SET PROBLEM: Please write out all of the lines below word for word, keeping every character and number unchanged.

━━━

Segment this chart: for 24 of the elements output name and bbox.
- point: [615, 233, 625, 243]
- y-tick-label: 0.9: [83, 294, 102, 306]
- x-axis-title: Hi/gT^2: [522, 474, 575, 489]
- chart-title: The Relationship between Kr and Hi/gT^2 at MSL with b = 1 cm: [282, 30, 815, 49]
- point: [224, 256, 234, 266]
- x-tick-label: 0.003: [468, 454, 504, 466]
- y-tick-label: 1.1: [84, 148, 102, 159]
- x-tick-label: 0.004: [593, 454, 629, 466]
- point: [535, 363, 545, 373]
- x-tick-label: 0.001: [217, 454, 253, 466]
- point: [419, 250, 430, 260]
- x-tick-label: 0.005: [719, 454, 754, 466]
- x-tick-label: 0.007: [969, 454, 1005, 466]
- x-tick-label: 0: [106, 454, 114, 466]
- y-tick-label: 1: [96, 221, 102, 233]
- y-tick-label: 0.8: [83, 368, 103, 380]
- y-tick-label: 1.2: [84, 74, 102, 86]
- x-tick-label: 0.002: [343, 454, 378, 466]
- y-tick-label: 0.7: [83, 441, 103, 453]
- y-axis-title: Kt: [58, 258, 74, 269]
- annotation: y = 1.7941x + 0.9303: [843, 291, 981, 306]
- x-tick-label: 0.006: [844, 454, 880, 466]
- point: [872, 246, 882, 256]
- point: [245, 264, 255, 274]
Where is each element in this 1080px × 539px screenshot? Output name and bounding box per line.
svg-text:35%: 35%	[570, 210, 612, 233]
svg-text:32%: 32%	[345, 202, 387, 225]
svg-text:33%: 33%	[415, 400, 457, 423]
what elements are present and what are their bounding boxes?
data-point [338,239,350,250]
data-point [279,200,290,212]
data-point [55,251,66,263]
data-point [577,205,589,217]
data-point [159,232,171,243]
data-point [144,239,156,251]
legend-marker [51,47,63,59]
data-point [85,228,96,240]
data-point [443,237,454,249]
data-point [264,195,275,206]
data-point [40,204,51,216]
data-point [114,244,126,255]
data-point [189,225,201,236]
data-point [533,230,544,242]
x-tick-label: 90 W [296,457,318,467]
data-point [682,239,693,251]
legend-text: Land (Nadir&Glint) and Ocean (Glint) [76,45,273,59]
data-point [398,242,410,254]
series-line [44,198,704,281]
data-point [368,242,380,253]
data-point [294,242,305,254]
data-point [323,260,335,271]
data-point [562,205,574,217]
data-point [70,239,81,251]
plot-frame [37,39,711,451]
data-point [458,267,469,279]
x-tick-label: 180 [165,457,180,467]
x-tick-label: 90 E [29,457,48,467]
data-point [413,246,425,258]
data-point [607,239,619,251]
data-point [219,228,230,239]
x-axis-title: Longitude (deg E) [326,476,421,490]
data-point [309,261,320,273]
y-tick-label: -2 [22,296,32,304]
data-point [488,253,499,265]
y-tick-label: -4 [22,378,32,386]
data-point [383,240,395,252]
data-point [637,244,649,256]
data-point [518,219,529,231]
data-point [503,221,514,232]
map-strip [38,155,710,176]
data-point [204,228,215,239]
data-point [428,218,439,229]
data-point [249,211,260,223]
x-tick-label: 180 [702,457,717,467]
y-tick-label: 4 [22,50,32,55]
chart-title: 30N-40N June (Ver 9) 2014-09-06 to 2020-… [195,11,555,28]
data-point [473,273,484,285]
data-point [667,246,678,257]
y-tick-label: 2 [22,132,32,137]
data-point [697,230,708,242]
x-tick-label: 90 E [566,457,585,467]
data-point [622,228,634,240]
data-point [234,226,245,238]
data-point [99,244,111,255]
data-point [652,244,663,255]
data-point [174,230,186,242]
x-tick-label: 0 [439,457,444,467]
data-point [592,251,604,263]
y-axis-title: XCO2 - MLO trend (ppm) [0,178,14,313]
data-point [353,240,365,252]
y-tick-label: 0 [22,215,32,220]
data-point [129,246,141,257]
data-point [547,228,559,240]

━━━

SOLUTION TO THIS TASK:
Segment this chart: for 24 of the elements output name and bbox.
- point: [615, 233, 625, 243]
- y-tick-label: 0.9: [83, 294, 102, 306]
- x-axis-title: Hi/gT^2: [522, 474, 575, 489]
- chart-title: The Relationship between Kr and Hi/gT^2 at MSL with b = 1 cm: [282, 30, 815, 49]
- point: [224, 256, 234, 266]
- x-tick-label: 0.003: [468, 454, 504, 466]
- y-tick-label: 1.1: [84, 148, 102, 159]
- x-tick-label: 0.004: [593, 454, 629, 466]
- point: [535, 363, 545, 373]
- x-tick-label: 0.001: [217, 454, 253, 466]
- point: [419, 250, 430, 260]
- x-tick-label: 0.005: [719, 454, 754, 466]
- x-tick-label: 0.007: [969, 454, 1005, 466]
- x-tick-label: 0: [106, 454, 114, 466]
- y-tick-label: 1: [96, 221, 102, 233]
- y-tick-label: 0.8: [83, 368, 103, 380]
- y-tick-label: 1.2: [84, 74, 102, 86]
- x-tick-label: 0.002: [343, 454, 378, 466]
- y-tick-label: 0.7: [83, 441, 103, 453]
- y-axis-title: Kt: [58, 258, 74, 269]
- annotation: y = 1.7941x + 0.9303: [843, 291, 981, 306]
- x-tick-label: 0.006: [844, 454, 880, 466]
- point: [872, 246, 882, 256]
- point: [245, 264, 255, 274]
Where is each element in this 1080px × 539px screenshot? Output name and bounding box per line.
svg-text:35%: 35%	[570, 210, 612, 233]
svg-text:32%: 32%	[345, 202, 387, 225]
svg-text:33%: 33%	[415, 400, 457, 423]
what elements are present and what are their bounding boxes?
data-point [338,239,350,250]
data-point [279,200,290,212]
data-point [55,251,66,263]
data-point [577,205,589,217]
data-point [159,232,171,243]
data-point [144,239,156,251]
legend-marker [51,47,63,59]
data-point [85,228,96,240]
data-point [443,237,454,249]
data-point [264,195,275,206]
data-point [40,204,51,216]
data-point [114,244,126,255]
data-point [189,225,201,236]
data-point [533,230,544,242]
x-tick-label: 90 W [296,457,318,467]
data-point [682,239,693,251]
legend-text: Land (Nadir&Glint) and Ocean (Glint) [76,45,273,59]
data-point [398,242,410,254]
series-line [44,198,704,281]
data-point [368,242,380,253]
data-point [294,242,305,254]
data-point [323,260,335,271]
data-point [562,205,574,217]
data-point [70,239,81,251]
plot-frame [37,39,711,451]
data-point [458,267,469,279]
x-tick-label: 180 [165,457,180,467]
x-tick-label: 90 E [29,457,48,467]
data-point [413,246,425,258]
data-point [607,239,619,251]
data-point [219,228,230,239]
x-axis-title: Longitude (deg E) [326,476,421,490]
data-point [309,261,320,273]
y-tick-label: -2 [22,296,32,304]
data-point [488,253,499,265]
y-tick-label: -4 [22,378,32,386]
data-point [383,240,395,252]
data-point [637,244,649,256]
data-point [518,219,529,231]
data-point [503,221,514,232]
map-strip [38,155,710,176]
data-point [204,228,215,239]
data-point [428,218,439,229]
data-point [249,211,260,223]
x-tick-label: 180 [702,457,717,467]
y-tick-label: 4 [22,50,32,55]
chart-title: 30N-40N June (Ver 9) 2014-09-06 to 2020-… [195,11,555,28]
data-point [473,273,484,285]
data-point [667,246,678,257]
y-tick-label: 2 [22,132,32,137]
data-point [697,230,708,242]
x-tick-label: 90 E [566,457,585,467]
data-point [622,228,634,240]
data-point [234,226,245,238]
data-point [99,244,111,255]
data-point [652,244,663,255]
data-point [174,230,186,242]
x-tick-label: 0 [439,457,444,467]
data-point [592,251,604,263]
y-axis-title: XCO2 - MLO trend (ppm) [0,178,14,313]
data-point [353,240,365,252]
y-tick-label: 0 [22,215,32,220]
data-point [129,246,141,257]
data-point [547,228,559,240]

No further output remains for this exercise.